> **Task description**
Read the records and gather each line that includes "Будановка".

─── Listing

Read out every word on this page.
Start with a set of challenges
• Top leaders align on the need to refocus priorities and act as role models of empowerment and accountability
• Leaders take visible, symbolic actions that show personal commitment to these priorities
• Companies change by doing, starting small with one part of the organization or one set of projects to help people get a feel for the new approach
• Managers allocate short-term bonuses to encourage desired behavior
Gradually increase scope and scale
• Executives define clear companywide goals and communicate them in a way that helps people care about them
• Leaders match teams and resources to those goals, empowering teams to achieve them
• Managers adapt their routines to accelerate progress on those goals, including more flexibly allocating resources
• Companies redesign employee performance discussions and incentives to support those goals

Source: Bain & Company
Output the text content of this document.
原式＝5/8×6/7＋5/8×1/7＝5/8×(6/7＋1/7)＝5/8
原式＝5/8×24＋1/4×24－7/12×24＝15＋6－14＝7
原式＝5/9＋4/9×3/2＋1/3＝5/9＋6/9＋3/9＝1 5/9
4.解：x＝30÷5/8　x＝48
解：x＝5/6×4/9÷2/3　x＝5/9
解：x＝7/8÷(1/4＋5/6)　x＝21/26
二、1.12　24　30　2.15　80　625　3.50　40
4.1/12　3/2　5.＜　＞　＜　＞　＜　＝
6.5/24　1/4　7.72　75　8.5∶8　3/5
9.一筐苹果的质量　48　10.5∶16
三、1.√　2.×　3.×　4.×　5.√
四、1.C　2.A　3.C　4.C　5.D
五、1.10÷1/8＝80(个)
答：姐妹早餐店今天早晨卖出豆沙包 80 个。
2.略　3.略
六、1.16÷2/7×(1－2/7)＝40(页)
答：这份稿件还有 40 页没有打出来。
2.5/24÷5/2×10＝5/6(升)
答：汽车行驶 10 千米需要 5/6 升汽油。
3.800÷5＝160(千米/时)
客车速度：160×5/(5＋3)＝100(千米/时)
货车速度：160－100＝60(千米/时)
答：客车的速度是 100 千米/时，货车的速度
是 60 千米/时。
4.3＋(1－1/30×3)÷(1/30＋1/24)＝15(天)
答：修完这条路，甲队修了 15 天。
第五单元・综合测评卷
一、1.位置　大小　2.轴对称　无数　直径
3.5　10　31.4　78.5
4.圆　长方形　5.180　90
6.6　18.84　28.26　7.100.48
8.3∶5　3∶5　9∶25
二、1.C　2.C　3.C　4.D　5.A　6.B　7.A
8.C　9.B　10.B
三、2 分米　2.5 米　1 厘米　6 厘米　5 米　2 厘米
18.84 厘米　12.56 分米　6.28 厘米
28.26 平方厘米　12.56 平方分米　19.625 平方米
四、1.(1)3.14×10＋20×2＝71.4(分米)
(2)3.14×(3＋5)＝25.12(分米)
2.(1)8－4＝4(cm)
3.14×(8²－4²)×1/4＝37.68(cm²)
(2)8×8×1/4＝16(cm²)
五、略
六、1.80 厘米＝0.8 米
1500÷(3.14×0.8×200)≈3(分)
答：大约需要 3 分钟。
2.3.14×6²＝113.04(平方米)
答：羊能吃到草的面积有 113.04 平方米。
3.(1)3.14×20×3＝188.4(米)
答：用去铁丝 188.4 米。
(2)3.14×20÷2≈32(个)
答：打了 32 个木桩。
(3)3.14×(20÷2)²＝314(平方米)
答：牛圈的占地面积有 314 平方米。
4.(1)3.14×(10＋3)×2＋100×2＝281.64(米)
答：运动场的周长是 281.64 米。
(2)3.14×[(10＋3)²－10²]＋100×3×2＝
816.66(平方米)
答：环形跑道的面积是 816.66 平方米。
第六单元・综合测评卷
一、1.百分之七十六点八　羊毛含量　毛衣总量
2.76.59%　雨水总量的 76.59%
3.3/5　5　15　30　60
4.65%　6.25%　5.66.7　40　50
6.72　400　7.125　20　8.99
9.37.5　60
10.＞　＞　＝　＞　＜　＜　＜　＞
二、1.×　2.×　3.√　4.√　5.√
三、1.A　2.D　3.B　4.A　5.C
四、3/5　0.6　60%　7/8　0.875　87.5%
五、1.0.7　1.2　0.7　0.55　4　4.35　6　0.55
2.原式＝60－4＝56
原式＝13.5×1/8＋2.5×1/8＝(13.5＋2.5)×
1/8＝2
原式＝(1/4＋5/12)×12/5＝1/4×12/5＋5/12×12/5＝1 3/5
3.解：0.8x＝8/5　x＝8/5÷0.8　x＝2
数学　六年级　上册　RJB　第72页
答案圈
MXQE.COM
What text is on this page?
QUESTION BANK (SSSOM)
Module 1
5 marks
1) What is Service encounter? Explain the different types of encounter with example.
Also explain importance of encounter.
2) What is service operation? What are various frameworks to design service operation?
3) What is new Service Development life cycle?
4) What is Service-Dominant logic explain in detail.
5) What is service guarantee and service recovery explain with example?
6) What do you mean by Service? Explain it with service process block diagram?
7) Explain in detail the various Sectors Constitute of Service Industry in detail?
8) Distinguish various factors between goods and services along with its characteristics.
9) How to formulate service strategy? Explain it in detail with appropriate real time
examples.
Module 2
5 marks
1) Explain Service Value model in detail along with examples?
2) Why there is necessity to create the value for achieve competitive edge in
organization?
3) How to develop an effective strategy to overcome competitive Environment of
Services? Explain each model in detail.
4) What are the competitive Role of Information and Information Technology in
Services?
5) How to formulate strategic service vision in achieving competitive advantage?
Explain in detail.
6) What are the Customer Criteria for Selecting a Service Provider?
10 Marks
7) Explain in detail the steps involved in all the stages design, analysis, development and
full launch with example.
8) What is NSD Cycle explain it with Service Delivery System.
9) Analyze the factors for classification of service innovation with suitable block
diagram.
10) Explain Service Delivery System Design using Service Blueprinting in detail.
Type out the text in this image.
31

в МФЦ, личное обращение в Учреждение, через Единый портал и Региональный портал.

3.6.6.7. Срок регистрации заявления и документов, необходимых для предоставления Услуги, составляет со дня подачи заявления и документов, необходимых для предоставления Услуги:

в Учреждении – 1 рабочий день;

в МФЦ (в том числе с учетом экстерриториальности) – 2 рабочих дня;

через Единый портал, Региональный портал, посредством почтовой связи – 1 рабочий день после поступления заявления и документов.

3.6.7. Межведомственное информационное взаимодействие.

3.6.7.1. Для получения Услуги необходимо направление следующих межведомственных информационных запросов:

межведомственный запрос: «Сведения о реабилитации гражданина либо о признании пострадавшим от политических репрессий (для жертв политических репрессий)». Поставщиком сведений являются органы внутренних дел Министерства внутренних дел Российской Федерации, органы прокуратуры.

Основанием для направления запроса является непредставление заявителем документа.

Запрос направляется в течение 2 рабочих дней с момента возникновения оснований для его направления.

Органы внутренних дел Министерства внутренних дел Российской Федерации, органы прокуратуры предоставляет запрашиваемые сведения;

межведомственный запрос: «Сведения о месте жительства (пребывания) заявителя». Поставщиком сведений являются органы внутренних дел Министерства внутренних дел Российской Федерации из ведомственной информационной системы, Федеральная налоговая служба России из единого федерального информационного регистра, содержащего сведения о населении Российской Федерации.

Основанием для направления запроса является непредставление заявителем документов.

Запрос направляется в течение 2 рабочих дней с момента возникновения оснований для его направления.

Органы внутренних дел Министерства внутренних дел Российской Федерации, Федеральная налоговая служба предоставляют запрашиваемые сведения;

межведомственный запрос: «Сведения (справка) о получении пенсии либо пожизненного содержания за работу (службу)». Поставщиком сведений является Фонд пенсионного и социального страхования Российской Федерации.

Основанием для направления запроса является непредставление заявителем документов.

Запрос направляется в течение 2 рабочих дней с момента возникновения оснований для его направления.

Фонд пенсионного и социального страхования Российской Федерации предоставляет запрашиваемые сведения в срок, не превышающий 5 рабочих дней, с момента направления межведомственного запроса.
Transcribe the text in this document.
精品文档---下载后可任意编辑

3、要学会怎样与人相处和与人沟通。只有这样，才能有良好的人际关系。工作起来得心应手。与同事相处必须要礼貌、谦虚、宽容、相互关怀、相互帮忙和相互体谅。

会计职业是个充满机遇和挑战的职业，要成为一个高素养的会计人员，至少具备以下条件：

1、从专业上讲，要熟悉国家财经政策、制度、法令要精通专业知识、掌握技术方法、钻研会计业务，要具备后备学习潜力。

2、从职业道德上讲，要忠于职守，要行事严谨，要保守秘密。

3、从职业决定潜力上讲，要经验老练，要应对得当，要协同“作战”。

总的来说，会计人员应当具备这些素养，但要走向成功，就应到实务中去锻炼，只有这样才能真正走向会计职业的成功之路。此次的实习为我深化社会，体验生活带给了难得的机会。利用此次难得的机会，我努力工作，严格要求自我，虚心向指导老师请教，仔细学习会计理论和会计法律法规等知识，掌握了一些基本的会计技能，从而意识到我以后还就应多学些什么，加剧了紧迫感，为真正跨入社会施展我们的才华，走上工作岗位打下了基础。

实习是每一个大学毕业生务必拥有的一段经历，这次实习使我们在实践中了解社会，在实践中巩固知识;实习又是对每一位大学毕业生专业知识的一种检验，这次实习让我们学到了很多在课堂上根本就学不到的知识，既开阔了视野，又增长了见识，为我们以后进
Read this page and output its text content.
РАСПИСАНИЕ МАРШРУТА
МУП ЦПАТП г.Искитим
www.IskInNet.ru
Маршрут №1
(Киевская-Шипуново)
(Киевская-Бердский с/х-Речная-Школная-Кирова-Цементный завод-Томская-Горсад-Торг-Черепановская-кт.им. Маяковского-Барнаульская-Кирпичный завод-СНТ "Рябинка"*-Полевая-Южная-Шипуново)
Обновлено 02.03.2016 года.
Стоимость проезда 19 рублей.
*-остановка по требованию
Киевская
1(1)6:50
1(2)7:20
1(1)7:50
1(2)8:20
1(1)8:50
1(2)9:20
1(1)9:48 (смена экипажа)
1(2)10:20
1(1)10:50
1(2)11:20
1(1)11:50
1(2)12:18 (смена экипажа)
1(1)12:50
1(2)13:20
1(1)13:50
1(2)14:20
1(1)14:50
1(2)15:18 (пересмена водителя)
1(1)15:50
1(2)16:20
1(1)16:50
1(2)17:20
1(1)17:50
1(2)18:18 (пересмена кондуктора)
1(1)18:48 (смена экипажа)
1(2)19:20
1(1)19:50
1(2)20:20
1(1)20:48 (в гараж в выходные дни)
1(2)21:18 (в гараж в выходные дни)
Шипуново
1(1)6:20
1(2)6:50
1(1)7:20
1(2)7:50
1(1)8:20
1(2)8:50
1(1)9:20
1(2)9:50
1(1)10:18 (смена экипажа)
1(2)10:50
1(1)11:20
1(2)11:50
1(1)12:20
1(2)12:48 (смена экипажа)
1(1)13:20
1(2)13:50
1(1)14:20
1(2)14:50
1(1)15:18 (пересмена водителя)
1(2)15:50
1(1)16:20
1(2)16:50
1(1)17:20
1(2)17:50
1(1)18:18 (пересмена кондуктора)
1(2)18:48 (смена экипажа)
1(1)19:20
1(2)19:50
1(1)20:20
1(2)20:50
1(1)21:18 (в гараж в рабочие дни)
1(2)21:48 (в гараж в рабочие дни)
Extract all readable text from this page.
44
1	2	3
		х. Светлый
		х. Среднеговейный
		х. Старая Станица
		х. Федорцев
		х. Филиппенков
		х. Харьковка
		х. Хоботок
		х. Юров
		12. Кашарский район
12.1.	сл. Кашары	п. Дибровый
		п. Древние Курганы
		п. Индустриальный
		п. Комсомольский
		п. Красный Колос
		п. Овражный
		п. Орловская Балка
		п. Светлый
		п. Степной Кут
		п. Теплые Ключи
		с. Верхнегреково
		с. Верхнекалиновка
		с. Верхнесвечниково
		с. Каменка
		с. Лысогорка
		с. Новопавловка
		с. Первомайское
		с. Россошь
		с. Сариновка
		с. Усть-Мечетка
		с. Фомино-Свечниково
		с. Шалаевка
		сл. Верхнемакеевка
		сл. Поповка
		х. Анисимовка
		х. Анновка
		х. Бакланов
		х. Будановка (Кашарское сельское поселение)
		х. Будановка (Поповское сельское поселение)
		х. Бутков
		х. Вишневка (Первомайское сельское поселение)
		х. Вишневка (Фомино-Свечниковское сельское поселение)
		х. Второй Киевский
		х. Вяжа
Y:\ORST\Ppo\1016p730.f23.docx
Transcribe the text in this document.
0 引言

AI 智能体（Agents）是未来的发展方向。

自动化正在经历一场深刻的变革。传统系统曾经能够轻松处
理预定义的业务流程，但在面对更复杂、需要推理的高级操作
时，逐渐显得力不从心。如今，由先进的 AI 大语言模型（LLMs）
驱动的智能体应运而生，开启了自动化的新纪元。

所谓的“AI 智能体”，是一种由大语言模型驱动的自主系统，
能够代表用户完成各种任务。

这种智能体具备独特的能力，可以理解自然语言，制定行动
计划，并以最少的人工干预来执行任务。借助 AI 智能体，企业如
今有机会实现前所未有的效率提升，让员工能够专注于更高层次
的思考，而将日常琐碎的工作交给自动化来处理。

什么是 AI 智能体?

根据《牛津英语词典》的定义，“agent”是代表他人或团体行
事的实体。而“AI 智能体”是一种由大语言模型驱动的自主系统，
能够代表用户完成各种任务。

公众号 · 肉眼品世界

──────

> **The completed task**
		х. Будановка (Кашарское сельское поселение)
		х. Будановка (Поповское сельское поселение)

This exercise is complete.